## Begin

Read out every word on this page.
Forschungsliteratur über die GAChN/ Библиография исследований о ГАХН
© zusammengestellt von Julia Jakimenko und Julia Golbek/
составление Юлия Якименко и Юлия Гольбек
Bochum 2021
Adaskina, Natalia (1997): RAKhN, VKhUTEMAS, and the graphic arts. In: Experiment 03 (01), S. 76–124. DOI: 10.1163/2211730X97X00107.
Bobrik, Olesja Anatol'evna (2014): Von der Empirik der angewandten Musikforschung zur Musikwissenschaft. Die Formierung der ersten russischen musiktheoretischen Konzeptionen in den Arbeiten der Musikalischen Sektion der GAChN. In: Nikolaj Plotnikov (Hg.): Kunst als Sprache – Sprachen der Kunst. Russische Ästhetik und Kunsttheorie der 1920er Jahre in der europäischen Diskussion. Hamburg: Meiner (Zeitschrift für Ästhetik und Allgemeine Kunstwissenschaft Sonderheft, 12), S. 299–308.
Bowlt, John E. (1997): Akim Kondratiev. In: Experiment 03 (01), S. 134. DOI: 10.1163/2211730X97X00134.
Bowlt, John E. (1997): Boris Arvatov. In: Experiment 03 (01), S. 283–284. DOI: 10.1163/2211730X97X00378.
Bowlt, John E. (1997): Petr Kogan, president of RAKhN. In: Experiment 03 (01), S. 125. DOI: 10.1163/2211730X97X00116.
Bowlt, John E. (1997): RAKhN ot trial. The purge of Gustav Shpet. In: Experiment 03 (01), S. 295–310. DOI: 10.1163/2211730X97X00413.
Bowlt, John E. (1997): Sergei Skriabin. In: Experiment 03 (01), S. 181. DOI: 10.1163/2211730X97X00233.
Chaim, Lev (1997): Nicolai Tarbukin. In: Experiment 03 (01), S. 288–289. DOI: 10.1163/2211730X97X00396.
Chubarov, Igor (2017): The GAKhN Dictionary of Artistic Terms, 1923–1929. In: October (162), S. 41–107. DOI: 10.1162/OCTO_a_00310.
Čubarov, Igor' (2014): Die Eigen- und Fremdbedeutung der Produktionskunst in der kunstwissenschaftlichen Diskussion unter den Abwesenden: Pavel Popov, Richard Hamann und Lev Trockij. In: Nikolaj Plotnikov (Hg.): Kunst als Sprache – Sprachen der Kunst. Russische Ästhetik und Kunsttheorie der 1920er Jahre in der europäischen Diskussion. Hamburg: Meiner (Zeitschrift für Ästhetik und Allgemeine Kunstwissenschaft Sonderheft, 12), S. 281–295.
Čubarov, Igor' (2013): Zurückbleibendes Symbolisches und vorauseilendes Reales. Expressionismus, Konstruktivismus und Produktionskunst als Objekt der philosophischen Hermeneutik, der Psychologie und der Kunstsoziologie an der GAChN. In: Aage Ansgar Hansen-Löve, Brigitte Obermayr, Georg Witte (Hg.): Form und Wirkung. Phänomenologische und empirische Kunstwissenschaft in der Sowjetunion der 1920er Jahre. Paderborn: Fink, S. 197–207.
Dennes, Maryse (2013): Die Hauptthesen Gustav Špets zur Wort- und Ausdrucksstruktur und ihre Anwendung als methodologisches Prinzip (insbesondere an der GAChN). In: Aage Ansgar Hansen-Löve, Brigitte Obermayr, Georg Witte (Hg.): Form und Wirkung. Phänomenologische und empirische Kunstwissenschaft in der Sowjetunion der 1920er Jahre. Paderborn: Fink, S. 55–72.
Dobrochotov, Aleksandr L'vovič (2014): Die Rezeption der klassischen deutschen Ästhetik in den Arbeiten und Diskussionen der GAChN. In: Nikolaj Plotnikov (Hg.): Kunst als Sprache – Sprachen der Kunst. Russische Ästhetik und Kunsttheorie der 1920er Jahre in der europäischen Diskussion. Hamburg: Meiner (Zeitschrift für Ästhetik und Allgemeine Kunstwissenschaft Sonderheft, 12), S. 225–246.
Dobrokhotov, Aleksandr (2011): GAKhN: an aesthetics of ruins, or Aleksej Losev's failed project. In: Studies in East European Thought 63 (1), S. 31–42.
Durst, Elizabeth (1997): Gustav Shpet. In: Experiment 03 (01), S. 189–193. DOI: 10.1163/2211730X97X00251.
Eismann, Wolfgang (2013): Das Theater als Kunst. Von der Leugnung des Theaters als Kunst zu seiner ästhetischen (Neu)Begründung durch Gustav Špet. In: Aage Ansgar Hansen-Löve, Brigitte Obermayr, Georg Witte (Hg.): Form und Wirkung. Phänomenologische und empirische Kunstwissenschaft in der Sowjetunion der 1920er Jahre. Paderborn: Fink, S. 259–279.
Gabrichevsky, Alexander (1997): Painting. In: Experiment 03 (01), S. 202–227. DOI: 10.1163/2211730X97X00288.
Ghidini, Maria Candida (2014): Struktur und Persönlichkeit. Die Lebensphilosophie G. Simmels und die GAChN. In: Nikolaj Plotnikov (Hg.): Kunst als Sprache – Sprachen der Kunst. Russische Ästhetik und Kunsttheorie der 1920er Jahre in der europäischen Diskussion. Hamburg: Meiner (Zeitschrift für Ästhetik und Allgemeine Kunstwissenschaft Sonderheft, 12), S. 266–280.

## End

Tally every line of the data that holds the word "Aage" and write the count alone.

3